• [TASK INSTRUCTIONS] Transcribe the listing verbatim. Do not carry over any pictures.

• [Data records]
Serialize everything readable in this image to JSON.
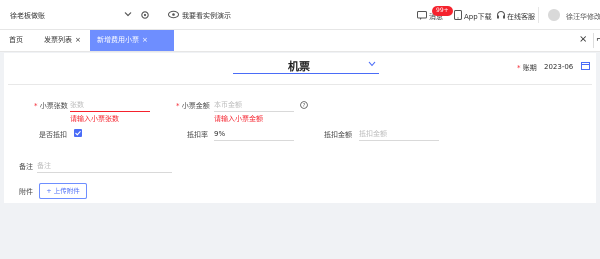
{
  "header": {
    "org_name": "徐老板做账",
    "demo_label": "我要看实例演示",
    "message_label": "消息",
    "message_badge": "99+",
    "app_download_label": "App下载",
    "online_service_label": "在线客服",
    "user_name": "徐汪华修改"
  },
  "tabs": [
    {
      "label": "首页",
      "closable": false,
      "active": false
    },
    {
      "label": "发票列表",
      "closable": true,
      "active": false
    },
    {
      "label": "新增费用小票",
      "closable": true,
      "active": true
    }
  ],
  "tab_close_symbol": "×",
  "form": {
    "title": "机票",
    "period_label": "账期",
    "period_value": "2023-06",
    "fields": {
      "count_label": "小票张数",
      "count_placeholder": "张数",
      "count_error": "请输入小票张数",
      "amount_label": "小票金额",
      "amount_placeholder": "本币金额",
      "amount_error": "请输入小票金额",
      "deduct_label": "是否抵扣",
      "deduct_checked": true,
      "rate_label": "抵扣率",
      "rate_value": "9%",
      "deduct_amount_label": "抵扣金额",
      "deduct_amount_placeholder": "抵扣金额",
      "note_label": "备注",
      "note_placeholder": "备注",
      "attach_label": "附件",
      "upload_label": "+ 上传附件"
    },
    "required_mark": "*"
  },
  "colors": {
    "accent": "#4a6cf7",
    "active_tab": "#6e8eff",
    "error": "#f5222d"
  }
}
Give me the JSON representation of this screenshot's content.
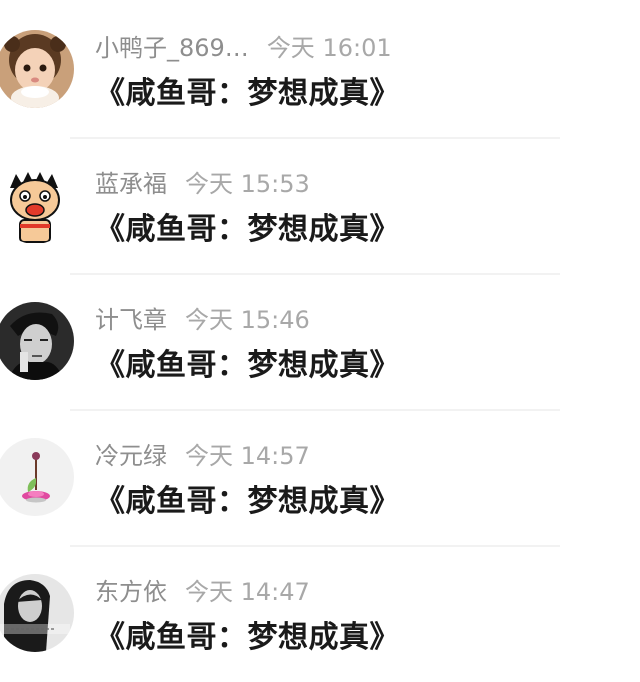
{
  "messages": [
    {
      "name": "小鸭子_869…",
      "time": "今天 16:01",
      "text": "《咸鱼哥：梦想成真》",
      "avatar_icon": "baby-girl-avatar-icon"
    },
    {
      "name": "蓝承福",
      "time": "今天 15:53",
      "text": "《咸鱼哥：梦想成真》",
      "avatar_icon": "cartoon-boy-avatar-icon"
    },
    {
      "name": "计飞章",
      "time": "今天 15:46",
      "text": "《咸鱼哥：梦想成真》",
      "avatar_icon": "bw-man-portrait-avatar-icon"
    },
    {
      "name": "冷元绿",
      "time": "今天 14:57",
      "text": "《咸鱼哥：梦想成真》",
      "avatar_icon": "flower-avatar-icon"
    },
    {
      "name": "东方依",
      "time": "今天 14:47",
      "text": "《咸鱼哥：梦想成真》",
      "avatar_icon": "bw-woman-portrait-avatar-icon"
    }
  ],
  "colors": {
    "name_text": "#8e8e8e",
    "time_text": "#a8a8a8",
    "message_text": "#1a1a1a",
    "divider": "#f2f2f2"
  }
}
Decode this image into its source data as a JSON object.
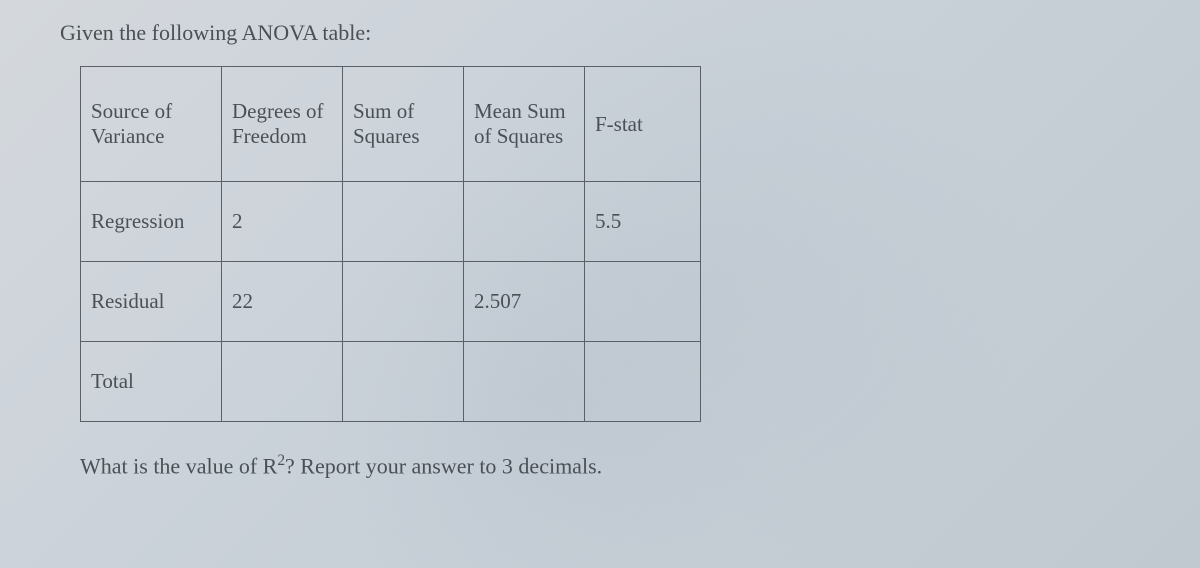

• [TASK RESULT]
Serialize everything readable in this image to JSON.
{
  "header": {
    "org_name": "徐老板做账",
    "demo_label": "我要看实例演示",
    "message_label": "消息",
    "message_badge": "99+",
    "app_download_label": "App下载",
    "online_service_label": "在线客服",
    "user_name": "徐汪华修改"
  },
  "tabs": [
    {
      "label": "首页",
      "closable": false,
      "active": false
    },
    {
      "label": "发票列表",
      "closable": true,
      "active": false
    },
    {
      "label": "新增费用小票",
      "closable": true,
      "active": true
    }
  ],
  "tab_close_symbol": "×",
  "form": {
    "title": "机票",
    "period_label": "账期",
    "period_value": "2023-06",
    "fields": {
      "count_label": "小票张数",
      "count_placeholder": "张数",
      "count_error": "请输入小票张数",
      "amount_label": "小票金额",
      "amount_placeholder": "本币金额",
      "amount_error": "请输入小票金额",
      "deduct_label": "是否抵扣",
      "deduct_checked": true,
      "rate_label": "抵扣率",
      "rate_value": "9%",
      "deduct_amount_label": "抵扣金额",
      "deduct_amount_placeholder": "抵扣金额",
      "note_label": "备注",
      "note_placeholder": "备注",
      "attach_label": "附件",
      "upload_label": "+ 上传附件"
    },
    "required_mark": "*"
  },
  "colors": {
    "accent": "#4a6cf7",
    "active_tab": "#6e8eff",
    "error": "#f5222d"
  }
}
Give me the JSON representation of this screenshot's content.
{
  "messages": [
    {
      "name": "小鸭子_869…",
      "time": "今天 16:01",
      "text": "《咸鱼哥：梦想成真》",
      "avatar_icon": "baby-girl-avatar-icon"
    },
    {
      "name": "蓝承福",
      "time": "今天 15:53",
      "text": "《咸鱼哥：梦想成真》",
      "avatar_icon": "cartoon-boy-avatar-icon"
    },
    {
      "name": "计飞章",
      "time": "今天 15:46",
      "text": "《咸鱼哥：梦想成真》",
      "avatar_icon": "bw-man-portrait-avatar-icon"
    },
    {
      "name": "冷元绿",
      "time": "今天 14:57",
      "text": "《咸鱼哥：梦想成真》",
      "avatar_icon": "flower-avatar-icon"
    },
    {
      "name": "东方依",
      "time": "今天 14:47",
      "text": "《咸鱼哥：梦想成真》",
      "avatar_icon": "bw-woman-portrait-avatar-icon"
    }
  ],
  "colors": {
    "name_text": "#8e8e8e",
    "time_text": "#a8a8a8",
    "message_text": "#1a1a1a",
    "divider": "#f2f2f2"
  }
}
Decode this image into its source data as a JSON object.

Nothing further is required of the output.